■ **Challenge**: Restate the records below word for word.

■ **Dataset content**:
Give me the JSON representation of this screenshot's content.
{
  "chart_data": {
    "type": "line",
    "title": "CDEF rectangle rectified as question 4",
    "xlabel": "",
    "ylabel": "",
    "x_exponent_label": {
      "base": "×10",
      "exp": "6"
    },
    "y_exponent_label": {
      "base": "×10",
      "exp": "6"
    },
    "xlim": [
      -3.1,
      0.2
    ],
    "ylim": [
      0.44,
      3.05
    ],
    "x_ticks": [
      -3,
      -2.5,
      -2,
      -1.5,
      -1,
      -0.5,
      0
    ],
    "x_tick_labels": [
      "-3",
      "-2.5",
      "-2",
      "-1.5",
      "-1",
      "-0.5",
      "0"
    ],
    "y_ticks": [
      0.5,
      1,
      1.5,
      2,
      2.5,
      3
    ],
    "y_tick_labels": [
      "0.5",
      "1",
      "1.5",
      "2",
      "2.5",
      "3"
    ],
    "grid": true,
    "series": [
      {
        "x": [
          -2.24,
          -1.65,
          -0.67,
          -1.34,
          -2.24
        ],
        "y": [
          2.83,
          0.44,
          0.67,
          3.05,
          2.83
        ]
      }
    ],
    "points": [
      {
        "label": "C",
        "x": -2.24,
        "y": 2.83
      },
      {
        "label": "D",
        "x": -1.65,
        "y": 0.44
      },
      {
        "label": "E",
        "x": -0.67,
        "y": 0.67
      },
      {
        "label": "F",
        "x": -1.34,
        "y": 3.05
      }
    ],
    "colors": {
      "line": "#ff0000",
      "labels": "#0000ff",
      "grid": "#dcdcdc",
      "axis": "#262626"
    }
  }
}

■ **Task output**:
Give me the JSON representation of this screenshot's content.
{
  "chart_data": {
    "type": "line",
    "title": "CDEF rectangle rectified as question 4",
    "xlabel": "",
    "ylabel": "",
    "x_exponent_label": {
      "base": "×10",
      "exp": "6"
    },
    "y_exponent_label": {
      "base": "×10",
      "exp": "6"
    },
    "xlim": [
      -3.1,
      0.2
    ],
    "ylim": [
      0.44,
      3.05
    ],
    "x_ticks": [
      -3,
      -2.5,
      -2,
      -1.5,
      -1,
      -0.5,
      0
    ],
    "x_tick_labels": [
      "-3",
      "-2.5",
      "-2",
      "-1.5",
      "-1",
      "-0.5",
      "0"
    ],
    "y_ticks": [
      0.5,
      1,
      1.5,
      2,
      2.5,
      3
    ],
    "y_tick_labels": [
      "0.5",
      "1",
      "1.5",
      "2",
      "2.5",
      "3"
    ],
    "grid": true,
    "series": [
      {
        "x": [
          -2.24,
          -1.65,
          -0.67,
          -1.34,
          -2.24
        ],
        "y": [
          2.83,
          0.44,
          0.67,
          3.05,
          2.83
        ]
      }
    ],
    "points": [
      {
        "label": "C",
        "x": -2.24,
        "y": 2.83
      },
      {
        "label": "D",
        "x": -1.65,
        "y": 0.44
      },
      {
        "label": "E",
        "x": -0.67,
        "y": 0.67
      },
      {
        "label": "F",
        "x": -1.34,
        "y": 3.05
      }
    ],
    "colors": {
      "line": "#ff0000",
      "labels": "#0000ff",
      "grid": "#dcdcdc",
      "axis": "#262626"
    }
  }
}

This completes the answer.